To be done:
Return the whole listing exactly as it stands.

Material provided:
'''

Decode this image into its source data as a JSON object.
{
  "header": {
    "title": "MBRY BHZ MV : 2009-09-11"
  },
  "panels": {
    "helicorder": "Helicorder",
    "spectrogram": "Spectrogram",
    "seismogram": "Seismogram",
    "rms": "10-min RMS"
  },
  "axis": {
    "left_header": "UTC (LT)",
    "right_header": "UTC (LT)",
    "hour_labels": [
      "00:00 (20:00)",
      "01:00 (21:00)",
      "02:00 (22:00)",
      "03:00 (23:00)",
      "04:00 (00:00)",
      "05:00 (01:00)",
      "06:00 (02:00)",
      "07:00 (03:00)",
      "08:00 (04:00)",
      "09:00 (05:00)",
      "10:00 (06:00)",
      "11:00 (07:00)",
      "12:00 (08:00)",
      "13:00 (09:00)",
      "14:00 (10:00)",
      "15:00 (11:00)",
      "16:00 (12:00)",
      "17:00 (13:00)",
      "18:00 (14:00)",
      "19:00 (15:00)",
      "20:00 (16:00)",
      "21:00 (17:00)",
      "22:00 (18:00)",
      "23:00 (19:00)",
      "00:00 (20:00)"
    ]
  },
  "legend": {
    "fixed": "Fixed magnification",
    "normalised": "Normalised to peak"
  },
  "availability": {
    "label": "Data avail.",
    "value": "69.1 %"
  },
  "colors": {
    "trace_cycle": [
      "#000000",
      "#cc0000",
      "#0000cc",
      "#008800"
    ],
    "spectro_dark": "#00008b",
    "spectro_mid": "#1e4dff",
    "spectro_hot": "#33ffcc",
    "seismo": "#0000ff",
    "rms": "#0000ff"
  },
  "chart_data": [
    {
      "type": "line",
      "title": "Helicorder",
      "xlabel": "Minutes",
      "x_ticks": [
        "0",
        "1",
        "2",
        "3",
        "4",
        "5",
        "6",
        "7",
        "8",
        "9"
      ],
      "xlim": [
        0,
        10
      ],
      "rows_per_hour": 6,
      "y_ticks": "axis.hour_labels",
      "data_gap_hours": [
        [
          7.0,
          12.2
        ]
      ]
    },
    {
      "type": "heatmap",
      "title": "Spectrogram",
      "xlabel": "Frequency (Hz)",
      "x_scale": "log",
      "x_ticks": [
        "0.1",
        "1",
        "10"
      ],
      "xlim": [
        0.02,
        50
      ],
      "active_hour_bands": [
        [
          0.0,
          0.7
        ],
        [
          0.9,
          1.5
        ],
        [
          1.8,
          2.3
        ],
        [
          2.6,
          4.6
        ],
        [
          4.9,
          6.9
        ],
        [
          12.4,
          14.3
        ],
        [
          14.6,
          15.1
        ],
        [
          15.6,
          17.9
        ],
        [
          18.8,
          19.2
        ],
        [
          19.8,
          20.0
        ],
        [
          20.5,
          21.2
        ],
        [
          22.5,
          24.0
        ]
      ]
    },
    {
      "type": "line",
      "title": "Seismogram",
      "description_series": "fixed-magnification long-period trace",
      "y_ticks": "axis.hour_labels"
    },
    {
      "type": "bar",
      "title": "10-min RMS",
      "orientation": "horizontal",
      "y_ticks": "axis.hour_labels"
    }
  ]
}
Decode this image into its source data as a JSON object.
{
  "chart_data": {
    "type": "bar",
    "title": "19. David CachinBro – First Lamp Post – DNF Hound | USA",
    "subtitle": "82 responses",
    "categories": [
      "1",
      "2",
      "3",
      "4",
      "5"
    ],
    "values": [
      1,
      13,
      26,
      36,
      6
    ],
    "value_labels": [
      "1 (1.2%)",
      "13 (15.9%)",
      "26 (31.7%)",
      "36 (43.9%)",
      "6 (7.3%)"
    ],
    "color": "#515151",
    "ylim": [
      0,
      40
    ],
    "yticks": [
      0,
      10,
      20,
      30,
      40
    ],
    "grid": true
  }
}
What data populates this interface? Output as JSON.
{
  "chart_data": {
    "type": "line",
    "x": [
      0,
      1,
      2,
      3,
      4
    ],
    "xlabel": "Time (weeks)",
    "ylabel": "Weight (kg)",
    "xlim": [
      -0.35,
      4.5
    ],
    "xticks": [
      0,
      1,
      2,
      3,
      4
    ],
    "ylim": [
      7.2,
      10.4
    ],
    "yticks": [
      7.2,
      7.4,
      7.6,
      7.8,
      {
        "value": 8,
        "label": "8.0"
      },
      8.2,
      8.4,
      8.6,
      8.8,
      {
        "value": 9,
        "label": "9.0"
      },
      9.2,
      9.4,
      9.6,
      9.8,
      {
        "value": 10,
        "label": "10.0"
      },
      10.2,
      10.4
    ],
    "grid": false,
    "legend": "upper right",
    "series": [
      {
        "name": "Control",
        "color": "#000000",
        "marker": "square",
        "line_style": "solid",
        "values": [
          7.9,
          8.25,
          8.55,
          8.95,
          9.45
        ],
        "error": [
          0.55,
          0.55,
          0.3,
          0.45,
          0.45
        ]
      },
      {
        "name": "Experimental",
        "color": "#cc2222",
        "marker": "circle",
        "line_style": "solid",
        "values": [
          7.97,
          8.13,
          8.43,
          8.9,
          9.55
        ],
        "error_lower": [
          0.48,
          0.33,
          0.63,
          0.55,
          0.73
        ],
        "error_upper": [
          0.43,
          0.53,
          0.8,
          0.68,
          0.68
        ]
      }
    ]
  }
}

'''

Task response:
Decode this image into its source data as a JSON object.
{
  "header": {
    "title": "MBRY BHZ MV : 2009-09-11"
  },
  "panels": {
    "helicorder": "Helicorder",
    "spectrogram": "Spectrogram",
    "seismogram": "Seismogram",
    "rms": "10-min RMS"
  },
  "axis": {
    "left_header": "UTC (LT)",
    "right_header": "UTC (LT)",
    "hour_labels": [
      "00:00 (20:00)",
      "01:00 (21:00)",
      "02:00 (22:00)",
      "03:00 (23:00)",
      "04:00 (00:00)",
      "05:00 (01:00)",
      "06:00 (02:00)",
      "07:00 (03:00)",
      "08:00 (04:00)",
      "09:00 (05:00)",
      "10:00 (06:00)",
      "11:00 (07:00)",
      "12:00 (08:00)",
      "13:00 (09:00)",
      "14:00 (10:00)",
      "15:00 (11:00)",
      "16:00 (12:00)",
      "17:00 (13:00)",
      "18:00 (14:00)",
      "19:00 (15:00)",
      "20:00 (16:00)",
      "21:00 (17:00)",
      "22:00 (18:00)",
      "23:00 (19:00)",
      "00:00 (20:00)"
    ]
  },
  "legend": {
    "fixed": "Fixed magnification",
    "normalised": "Normalised to peak"
  },
  "availability": {
    "label": "Data avail.",
    "value": "69.1 %"
  },
  "colors": {
    "trace_cycle": [
      "#000000",
      "#cc0000",
      "#0000cc",
      "#008800"
    ],
    "spectro_dark": "#00008b",
    "spectro_mid": "#1e4dff",
    "spectro_hot": "#33ffcc",
    "seismo": "#0000ff",
    "rms": "#0000ff"
  },
  "chart_data": [
    {
      "type": "line",
      "title": "Helicorder",
      "xlabel": "Minutes",
      "x_ticks": [
        "0",
        "1",
        "2",
        "3",
        "4",
        "5",
        "6",
        "7",
        "8",
        "9"
      ],
      "xlim": [
        0,
        10
      ],
      "rows_per_hour": 6,
      "y_ticks": "axis.hour_labels",
      "data_gap_hours": [
        [
          7.0,
          12.2
        ]
      ]
    },
    {
      "type": "heatmap",
      "title": "Spectrogram",
      "xlabel": "Frequency (Hz)",
      "x_scale": "log",
      "x_ticks": [
        "0.1",
        "1",
        "10"
      ],
      "xlim": [
        0.02,
        50
      ],
      "active_hour_bands": [
        [
          0.0,
          0.7
        ],
        [
          0.9,
          1.5
        ],
        [
          1.8,
          2.3
        ],
        [
          2.6,
          4.6
        ],
        [
          4.9,
          6.9
        ],
        [
          12.4,
          14.3
        ],
        [
          14.6,
          15.1
        ],
        [
          15.6,
          17.9
        ],
        [
          18.8,
          19.2
        ],
        [
          19.8,
          20.0
        ],
        [
          20.5,
          21.2
        ],
        [
          22.5,
          24.0
        ]
      ]
    },
    {
      "type": "line",
      "title": "Seismogram",
      "description_series": "fixed-magnification long-period trace",
      "y_ticks": "axis.hour_labels"
    },
    {
      "type": "bar",
      "title": "10-min RMS",
      "orientation": "horizontal",
      "y_ticks": "axis.hour_labels"
    }
  ]
}
Decode this image into its source data as a JSON object.
{
  "chart_data": {
    "type": "bar",
    "title": "19. David CachinBro – First Lamp Post – DNF Hound | USA",
    "subtitle": "82 responses",
    "categories": [
      "1",
      "2",
      "3",
      "4",
      "5"
    ],
    "values": [
      1,
      13,
      26,
      36,
      6
    ],
    "value_labels": [
      "1 (1.2%)",
      "13 (15.9%)",
      "26 (31.7%)",
      "36 (43.9%)",
      "6 (7.3%)"
    ],
    "color": "#515151",
    "ylim": [
      0,
      40
    ],
    "yticks": [
      0,
      10,
      20,
      30,
      40
    ],
    "grid": true
  }
}
What data populates this interface? Output as JSON.
{
  "chart_data": {
    "type": "line",
    "x": [
      0,
      1,
      2,
      3,
      4
    ],
    "xlabel": "Time (weeks)",
    "ylabel": "Weight (kg)",
    "xlim": [
      -0.35,
      4.5
    ],
    "xticks": [
      0,
      1,
      2,
      3,
      4
    ],
    "ylim": [
      7.2,
      10.4
    ],
    "yticks": [
      7.2,
      7.4,
      7.6,
      7.8,
      {
        "value": 8,
        "label": "8.0"
      },
      8.2,
      8.4,
      8.6,
      8.8,
      {
        "value": 9,
        "label": "9.0"
      },
      9.2,
      9.4,
      9.6,
      9.8,
      {
        "value": 10,
        "label": "10.0"
      },
      10.2,
      10.4
    ],
    "grid": false,
    "legend": "upper right",
    "series": [
      {
        "name": "Control",
        "color": "#000000",
        "marker": "square",
        "line_style": "solid",
        "values": [
          7.9,
          8.25,
          8.55,
          8.95,
          9.45
        ],
        "error": [
          0.55,
          0.55,
          0.3,
          0.45,
          0.45
        ]
      },
      {
        "name": "Experimental",
        "color": "#cc2222",
        "marker": "circle",
        "line_style": "solid",
        "values": [
          7.97,
          8.13,
          8.43,
          8.9,
          9.55
        ],
        "error_lower": [
          0.48,
          0.33,
          0.63,
          0.55,
          0.73
        ],
        "error_upper": [
          0.43,
          0.53,
          0.8,
          0.68,
          0.68
        ]
      }
    ]
  }
}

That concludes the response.